▸ Data records

────

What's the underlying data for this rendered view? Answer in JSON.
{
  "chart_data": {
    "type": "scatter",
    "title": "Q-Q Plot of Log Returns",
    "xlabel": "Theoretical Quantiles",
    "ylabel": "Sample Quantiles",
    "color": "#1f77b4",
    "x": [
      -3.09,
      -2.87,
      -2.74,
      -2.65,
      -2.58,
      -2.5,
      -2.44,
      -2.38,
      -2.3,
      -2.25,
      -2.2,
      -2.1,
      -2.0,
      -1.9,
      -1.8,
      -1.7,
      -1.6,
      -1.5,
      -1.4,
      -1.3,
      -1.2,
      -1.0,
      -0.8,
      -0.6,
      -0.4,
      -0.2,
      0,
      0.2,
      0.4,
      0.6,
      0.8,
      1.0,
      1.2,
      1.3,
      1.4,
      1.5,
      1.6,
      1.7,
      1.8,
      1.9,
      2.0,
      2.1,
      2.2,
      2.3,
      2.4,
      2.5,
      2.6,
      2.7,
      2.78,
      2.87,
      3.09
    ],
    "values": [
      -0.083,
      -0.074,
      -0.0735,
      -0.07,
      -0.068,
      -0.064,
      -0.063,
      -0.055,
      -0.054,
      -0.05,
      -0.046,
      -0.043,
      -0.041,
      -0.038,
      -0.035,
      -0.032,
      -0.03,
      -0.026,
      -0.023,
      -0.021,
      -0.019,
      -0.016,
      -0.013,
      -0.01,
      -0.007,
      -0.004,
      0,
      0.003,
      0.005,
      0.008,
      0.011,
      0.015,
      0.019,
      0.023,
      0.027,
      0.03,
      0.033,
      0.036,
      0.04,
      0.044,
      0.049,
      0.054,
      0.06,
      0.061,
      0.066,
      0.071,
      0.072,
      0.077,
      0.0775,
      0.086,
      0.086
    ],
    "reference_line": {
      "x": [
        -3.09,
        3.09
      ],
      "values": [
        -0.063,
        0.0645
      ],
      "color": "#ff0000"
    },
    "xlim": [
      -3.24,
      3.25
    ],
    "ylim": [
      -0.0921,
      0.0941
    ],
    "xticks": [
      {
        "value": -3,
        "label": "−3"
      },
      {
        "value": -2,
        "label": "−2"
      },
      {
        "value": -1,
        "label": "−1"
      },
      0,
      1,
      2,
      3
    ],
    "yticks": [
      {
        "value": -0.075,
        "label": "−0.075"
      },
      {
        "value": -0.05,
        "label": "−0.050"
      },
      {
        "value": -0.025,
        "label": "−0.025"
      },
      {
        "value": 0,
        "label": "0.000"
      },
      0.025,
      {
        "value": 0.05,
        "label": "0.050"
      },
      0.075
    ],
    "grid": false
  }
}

────

▸ What the task asks
Quote each line of the listing above exactly.

▸ Result for this exercise
What's the underlying data for this rendered view? Answer in JSON.
{
  "chart_data": {
    "type": "scatter",
    "title": "Q-Q Plot of Log Returns",
    "xlabel": "Theoretical Quantiles",
    "ylabel": "Sample Quantiles",
    "color": "#1f77b4",
    "x": [
      -3.09,
      -2.87,
      -2.74,
      -2.65,
      -2.58,
      -2.5,
      -2.44,
      -2.38,
      -2.3,
      -2.25,
      -2.2,
      -2.1,
      -2.0,
      -1.9,
      -1.8,
      -1.7,
      -1.6,
      -1.5,
      -1.4,
      -1.3,
      -1.2,
      -1.0,
      -0.8,
      -0.6,
      -0.4,
      -0.2,
      0,
      0.2,
      0.4,
      0.6,
      0.8,
      1.0,
      1.2,
      1.3,
      1.4,
      1.5,
      1.6,
      1.7,
      1.8,
      1.9,
      2.0,
      2.1,
      2.2,
      2.3,
      2.4,
      2.5,
      2.6,
      2.7,
      2.78,
      2.87,
      3.09
    ],
    "values": [
      -0.083,
      -0.074,
      -0.0735,
      -0.07,
      -0.068,
      -0.064,
      -0.063,
      -0.055,
      -0.054,
      -0.05,
      -0.046,
      -0.043,
      -0.041,
      -0.038,
      -0.035,
      -0.032,
      -0.03,
      -0.026,
      -0.023,
      -0.021,
      -0.019,
      -0.016,
      -0.013,
      -0.01,
      -0.007,
      -0.004,
      0,
      0.003,
      0.005,
      0.008,
      0.011,
      0.015,
      0.019,
      0.023,
      0.027,
      0.03,
      0.033,
      0.036,
      0.04,
      0.044,
      0.049,
      0.054,
      0.06,
      0.061,
      0.066,
      0.071,
      0.072,
      0.077,
      0.0775,
      0.086,
      0.086
    ],
    "reference_line": {
      "x": [
        -3.09,
        3.09
      ],
      "values": [
        -0.063,
        0.0645
      ],
      "color": "#ff0000"
    },
    "xlim": [
      -3.24,
      3.25
    ],
    "ylim": [
      -0.0921,
      0.0941
    ],
    "xticks": [
      {
        "value": -3,
        "label": "−3"
      },
      {
        "value": -2,
        "label": "−2"
      },
      {
        "value": -1,
        "label": "−1"
      },
      0,
      1,
      2,
      3
    ],
    "yticks": [
      {
        "value": -0.075,
        "label": "−0.075"
      },
      {
        "value": -0.05,
        "label": "−0.050"
      },
      {
        "value": -0.025,
        "label": "−0.025"
      },
      {
        "value": 0,
        "label": "0.000"
      },
      0.025,
      {
        "value": 0.05,
        "label": "0.050"
      },
      0.075
    ],
    "grid": false
  }
}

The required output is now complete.